→ **TASK OBJECTIVE**: Spot each line that carries the word "JSON"; copy those lines.

Data items

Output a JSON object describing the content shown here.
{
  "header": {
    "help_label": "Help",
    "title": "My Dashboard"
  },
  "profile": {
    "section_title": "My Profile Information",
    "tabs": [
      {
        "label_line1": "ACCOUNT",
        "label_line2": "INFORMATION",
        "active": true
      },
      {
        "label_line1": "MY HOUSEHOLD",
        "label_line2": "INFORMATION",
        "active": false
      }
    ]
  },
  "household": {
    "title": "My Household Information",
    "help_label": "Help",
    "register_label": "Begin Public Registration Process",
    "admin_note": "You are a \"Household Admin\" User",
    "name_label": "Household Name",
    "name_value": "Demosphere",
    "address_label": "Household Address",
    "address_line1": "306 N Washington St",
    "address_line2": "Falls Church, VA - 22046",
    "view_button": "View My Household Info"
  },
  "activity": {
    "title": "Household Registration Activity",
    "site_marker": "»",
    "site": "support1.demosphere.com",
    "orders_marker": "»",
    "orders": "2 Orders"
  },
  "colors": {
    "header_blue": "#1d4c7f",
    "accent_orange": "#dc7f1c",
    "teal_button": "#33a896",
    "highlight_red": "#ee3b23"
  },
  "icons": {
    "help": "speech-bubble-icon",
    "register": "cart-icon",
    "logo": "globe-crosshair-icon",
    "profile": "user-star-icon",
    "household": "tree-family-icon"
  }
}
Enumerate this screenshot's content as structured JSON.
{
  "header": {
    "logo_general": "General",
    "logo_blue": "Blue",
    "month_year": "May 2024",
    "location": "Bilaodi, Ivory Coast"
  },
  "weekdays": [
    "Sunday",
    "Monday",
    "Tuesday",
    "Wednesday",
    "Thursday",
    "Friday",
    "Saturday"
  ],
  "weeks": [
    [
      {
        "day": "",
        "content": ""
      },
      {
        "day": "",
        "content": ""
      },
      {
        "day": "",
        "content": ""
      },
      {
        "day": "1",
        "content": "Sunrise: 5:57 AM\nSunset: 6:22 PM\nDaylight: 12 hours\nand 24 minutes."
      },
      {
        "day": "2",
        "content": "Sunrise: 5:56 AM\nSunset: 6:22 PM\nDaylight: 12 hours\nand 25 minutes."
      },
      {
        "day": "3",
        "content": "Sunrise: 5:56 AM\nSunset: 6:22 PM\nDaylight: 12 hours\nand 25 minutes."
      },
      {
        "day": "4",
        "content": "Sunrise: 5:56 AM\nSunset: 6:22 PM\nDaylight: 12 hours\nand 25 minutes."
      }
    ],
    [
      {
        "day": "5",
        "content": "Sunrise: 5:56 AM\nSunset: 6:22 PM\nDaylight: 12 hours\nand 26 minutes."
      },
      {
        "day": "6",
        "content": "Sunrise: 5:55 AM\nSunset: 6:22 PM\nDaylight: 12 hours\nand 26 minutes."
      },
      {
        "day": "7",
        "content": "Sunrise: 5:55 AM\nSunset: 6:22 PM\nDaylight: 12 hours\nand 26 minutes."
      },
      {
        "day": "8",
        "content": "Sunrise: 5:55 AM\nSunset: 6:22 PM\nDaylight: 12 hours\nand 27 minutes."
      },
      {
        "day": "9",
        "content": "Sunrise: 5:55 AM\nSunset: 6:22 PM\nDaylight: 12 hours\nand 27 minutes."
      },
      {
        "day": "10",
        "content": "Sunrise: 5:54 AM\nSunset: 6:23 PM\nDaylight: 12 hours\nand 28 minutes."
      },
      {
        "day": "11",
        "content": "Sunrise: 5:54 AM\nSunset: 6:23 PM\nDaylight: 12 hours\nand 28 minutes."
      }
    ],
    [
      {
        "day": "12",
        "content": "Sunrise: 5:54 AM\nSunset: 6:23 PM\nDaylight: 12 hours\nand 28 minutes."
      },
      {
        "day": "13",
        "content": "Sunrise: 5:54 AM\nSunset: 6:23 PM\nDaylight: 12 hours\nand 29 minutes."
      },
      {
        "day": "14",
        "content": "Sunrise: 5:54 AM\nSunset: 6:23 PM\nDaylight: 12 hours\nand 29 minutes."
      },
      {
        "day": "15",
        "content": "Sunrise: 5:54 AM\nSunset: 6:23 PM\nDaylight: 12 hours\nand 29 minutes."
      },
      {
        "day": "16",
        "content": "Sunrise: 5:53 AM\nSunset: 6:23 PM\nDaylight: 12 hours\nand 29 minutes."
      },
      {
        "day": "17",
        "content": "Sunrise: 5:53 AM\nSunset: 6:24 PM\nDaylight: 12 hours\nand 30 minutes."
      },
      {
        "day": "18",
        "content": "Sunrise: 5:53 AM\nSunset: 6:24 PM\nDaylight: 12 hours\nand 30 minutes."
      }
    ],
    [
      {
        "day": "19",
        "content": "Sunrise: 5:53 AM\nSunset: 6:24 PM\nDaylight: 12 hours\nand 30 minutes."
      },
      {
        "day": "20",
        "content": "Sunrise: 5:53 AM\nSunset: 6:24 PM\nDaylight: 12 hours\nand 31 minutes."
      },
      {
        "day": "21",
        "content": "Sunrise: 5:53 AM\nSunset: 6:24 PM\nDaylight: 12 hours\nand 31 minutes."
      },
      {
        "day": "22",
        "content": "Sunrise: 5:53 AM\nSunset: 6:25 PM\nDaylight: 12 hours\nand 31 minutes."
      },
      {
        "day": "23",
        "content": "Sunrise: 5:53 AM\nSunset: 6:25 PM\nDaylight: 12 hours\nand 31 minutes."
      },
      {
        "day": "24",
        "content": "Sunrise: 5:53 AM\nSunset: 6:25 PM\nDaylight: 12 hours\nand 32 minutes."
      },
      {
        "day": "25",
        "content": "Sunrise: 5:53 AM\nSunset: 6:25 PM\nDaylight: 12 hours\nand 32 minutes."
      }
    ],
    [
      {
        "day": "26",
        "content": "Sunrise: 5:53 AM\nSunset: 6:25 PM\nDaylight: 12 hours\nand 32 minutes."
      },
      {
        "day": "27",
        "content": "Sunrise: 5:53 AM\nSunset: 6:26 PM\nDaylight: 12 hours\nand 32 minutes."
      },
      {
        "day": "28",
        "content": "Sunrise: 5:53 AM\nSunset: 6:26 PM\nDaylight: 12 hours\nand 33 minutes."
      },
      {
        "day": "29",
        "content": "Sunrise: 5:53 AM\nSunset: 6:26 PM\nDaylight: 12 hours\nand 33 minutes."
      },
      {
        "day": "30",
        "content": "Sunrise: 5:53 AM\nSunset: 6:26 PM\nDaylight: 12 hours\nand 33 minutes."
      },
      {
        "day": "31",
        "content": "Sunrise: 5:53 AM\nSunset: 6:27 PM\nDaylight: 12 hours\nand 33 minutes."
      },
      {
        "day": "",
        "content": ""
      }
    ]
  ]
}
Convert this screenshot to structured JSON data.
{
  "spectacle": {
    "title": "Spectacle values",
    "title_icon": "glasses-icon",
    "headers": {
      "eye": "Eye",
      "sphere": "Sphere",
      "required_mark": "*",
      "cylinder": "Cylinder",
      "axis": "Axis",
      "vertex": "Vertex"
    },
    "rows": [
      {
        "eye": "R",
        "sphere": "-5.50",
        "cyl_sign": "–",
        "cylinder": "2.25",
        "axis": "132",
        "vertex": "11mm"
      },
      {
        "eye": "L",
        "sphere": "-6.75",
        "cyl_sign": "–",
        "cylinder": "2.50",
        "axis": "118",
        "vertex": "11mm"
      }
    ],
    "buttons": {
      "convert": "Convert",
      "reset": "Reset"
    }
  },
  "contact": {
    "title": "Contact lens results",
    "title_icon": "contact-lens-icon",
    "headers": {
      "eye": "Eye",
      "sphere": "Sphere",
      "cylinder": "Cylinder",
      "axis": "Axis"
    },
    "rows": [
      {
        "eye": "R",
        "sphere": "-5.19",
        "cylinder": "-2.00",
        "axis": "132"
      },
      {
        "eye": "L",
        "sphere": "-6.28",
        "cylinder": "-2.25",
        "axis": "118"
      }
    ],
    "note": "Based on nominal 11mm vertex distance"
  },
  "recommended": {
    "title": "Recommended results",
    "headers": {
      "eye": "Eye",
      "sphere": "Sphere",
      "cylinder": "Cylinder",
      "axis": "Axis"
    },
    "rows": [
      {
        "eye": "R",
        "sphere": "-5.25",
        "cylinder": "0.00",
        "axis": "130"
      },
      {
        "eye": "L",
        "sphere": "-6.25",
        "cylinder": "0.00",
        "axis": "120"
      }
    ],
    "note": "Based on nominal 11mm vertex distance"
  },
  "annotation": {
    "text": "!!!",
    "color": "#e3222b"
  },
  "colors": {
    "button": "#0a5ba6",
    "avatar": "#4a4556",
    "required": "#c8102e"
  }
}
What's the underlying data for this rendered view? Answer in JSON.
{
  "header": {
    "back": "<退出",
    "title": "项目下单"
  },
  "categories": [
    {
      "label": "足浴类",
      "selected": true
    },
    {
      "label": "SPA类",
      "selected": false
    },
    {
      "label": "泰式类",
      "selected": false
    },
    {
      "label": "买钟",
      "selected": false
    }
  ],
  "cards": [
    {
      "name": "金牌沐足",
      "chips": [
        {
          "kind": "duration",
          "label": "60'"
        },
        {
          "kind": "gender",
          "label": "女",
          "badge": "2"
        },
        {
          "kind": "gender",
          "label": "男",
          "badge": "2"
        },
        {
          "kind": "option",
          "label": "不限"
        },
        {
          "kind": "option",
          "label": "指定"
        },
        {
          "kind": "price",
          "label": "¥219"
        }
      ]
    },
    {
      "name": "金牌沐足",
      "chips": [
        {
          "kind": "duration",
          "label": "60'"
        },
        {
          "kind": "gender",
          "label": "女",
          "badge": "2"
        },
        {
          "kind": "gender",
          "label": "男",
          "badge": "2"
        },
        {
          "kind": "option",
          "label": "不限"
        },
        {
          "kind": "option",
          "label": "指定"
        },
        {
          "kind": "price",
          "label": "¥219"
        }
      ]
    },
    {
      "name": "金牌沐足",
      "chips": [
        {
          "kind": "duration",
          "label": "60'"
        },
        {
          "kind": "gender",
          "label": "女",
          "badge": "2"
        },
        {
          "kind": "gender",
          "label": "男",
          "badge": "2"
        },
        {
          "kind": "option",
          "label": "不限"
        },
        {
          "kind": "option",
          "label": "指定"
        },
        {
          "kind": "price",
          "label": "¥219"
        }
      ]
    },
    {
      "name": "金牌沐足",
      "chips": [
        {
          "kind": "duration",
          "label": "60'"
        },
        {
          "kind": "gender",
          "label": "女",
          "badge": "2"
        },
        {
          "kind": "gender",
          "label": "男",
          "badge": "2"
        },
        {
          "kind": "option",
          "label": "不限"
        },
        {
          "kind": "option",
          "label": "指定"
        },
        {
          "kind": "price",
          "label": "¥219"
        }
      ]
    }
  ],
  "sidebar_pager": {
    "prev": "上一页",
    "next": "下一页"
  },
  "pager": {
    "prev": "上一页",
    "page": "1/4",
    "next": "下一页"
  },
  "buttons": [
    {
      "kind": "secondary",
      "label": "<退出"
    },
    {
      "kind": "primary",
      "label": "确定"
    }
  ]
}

→ **WRITTEN ANSWER**:
Output a JSON object describing the content shown here.
Enumerate this screenshot's content as structured JSON.
Convert this screenshot to structured JSON data.
What's the underlying data for this rendered view? Answer in JSON.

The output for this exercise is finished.